Directive:
Filter the records below and copy every line containing the word "that".

(Extracted records)
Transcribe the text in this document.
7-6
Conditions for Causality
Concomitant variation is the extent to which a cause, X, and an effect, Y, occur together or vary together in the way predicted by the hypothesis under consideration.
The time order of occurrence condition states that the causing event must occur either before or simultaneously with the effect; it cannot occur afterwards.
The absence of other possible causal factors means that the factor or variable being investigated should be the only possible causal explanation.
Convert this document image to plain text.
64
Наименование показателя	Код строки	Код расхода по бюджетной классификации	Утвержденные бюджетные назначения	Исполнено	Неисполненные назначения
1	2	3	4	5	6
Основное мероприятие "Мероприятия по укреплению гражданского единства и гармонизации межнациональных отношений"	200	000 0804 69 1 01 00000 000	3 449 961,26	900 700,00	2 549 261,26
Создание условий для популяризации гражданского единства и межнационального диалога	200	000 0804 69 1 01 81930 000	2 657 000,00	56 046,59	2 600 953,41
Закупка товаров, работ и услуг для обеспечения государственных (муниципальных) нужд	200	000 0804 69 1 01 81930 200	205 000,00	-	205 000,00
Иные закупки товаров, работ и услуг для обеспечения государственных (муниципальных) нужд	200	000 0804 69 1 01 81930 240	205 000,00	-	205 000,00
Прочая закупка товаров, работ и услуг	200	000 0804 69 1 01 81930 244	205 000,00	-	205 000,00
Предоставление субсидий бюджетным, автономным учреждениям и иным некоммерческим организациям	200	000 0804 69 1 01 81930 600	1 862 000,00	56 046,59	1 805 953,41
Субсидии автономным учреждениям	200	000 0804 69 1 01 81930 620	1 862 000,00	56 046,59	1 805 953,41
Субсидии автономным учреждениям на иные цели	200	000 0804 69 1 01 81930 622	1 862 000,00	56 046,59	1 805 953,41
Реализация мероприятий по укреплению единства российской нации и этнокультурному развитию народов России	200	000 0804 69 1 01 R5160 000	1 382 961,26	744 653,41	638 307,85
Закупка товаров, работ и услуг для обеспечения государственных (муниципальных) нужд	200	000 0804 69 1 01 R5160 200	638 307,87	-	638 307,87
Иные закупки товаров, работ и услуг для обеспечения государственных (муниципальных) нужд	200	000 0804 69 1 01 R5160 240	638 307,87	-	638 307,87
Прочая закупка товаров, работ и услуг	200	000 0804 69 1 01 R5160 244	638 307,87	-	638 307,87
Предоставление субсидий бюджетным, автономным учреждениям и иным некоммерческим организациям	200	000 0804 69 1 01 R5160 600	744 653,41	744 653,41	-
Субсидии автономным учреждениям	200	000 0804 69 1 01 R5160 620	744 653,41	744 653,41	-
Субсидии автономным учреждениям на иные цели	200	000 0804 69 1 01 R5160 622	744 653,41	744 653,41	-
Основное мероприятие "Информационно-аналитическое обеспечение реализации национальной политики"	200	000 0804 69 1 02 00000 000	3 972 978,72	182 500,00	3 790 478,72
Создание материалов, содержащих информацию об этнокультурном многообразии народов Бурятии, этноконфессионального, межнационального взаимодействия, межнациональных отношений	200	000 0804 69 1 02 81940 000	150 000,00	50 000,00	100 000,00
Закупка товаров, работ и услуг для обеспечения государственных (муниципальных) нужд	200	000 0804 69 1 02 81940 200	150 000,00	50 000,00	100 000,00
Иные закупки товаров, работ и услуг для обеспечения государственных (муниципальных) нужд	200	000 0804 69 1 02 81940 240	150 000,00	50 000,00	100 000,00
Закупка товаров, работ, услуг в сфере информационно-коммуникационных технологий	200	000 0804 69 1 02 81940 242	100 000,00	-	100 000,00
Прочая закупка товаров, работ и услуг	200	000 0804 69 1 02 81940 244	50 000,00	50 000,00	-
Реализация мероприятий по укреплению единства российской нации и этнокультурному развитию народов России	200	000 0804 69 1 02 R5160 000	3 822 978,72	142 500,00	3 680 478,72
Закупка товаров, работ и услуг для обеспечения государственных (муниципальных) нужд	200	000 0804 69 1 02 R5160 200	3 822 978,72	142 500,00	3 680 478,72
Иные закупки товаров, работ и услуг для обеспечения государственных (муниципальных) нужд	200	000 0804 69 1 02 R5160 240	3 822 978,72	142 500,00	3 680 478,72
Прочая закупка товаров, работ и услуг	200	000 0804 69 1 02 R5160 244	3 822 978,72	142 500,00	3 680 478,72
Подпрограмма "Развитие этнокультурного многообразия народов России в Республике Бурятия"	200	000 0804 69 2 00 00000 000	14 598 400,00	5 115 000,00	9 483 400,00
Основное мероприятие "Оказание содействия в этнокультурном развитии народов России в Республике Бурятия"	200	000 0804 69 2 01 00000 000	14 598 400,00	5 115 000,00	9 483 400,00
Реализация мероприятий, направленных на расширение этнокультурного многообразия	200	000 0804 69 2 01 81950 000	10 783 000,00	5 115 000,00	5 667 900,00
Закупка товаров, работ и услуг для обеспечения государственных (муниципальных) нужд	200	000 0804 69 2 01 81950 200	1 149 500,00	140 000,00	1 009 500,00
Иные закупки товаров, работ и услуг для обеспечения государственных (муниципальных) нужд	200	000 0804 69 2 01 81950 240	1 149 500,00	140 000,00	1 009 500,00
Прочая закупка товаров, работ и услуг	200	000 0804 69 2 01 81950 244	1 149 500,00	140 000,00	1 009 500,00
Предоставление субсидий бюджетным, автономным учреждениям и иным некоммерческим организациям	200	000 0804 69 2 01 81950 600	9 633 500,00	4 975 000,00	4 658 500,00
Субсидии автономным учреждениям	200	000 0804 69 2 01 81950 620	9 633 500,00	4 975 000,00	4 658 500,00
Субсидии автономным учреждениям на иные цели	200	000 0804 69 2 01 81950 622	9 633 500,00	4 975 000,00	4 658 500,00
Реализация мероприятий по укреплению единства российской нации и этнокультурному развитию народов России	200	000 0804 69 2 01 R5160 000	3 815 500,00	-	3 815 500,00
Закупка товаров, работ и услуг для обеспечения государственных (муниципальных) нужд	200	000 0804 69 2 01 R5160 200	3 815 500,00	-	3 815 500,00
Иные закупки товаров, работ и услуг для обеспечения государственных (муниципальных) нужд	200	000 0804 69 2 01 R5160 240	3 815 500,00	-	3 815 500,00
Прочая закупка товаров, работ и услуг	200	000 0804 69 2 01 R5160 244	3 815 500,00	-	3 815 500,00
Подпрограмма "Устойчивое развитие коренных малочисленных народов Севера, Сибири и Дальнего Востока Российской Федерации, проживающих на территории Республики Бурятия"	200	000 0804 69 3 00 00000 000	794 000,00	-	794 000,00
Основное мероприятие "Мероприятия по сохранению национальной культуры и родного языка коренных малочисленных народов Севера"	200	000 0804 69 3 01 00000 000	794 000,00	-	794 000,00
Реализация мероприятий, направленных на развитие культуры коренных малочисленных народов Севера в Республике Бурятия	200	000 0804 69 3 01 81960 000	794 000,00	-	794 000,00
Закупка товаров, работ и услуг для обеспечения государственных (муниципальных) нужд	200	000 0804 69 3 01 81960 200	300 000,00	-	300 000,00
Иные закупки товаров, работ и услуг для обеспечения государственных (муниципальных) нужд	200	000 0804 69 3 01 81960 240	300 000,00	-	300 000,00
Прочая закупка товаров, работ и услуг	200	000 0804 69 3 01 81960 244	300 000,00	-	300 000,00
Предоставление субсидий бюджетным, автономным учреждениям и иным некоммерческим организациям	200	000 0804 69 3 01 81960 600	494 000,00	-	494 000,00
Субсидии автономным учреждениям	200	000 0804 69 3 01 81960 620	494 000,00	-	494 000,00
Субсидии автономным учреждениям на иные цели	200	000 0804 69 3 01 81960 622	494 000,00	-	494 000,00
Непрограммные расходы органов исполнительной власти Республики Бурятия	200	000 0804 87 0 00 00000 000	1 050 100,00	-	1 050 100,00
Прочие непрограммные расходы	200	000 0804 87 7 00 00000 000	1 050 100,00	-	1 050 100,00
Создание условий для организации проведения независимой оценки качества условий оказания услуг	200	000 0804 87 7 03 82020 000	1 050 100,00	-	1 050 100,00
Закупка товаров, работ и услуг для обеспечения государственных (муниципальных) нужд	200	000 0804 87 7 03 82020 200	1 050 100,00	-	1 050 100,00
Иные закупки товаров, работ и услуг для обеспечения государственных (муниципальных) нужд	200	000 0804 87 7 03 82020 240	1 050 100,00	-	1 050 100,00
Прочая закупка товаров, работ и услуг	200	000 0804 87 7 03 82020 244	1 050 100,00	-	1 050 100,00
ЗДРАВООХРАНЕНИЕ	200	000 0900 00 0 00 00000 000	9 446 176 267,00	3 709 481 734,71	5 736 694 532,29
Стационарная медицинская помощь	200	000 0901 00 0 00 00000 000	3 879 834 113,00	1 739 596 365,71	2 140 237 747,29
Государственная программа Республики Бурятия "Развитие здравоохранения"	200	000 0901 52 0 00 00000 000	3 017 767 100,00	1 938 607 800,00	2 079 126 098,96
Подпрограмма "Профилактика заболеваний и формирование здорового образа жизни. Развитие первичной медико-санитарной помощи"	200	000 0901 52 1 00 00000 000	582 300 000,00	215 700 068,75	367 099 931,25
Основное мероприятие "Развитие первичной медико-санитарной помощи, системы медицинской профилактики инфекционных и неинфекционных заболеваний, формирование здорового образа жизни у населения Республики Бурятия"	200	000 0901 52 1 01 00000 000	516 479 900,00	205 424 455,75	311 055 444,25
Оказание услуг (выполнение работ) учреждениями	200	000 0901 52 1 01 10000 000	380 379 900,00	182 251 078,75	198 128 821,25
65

Answer:
The time order of occurrence condition states that the causing event must occur either before or simultaneously with the effect; it cannot occur afterwards.
The absence of other possible causal factors means that the factor or variable being investigated should be the only possible causal explanation.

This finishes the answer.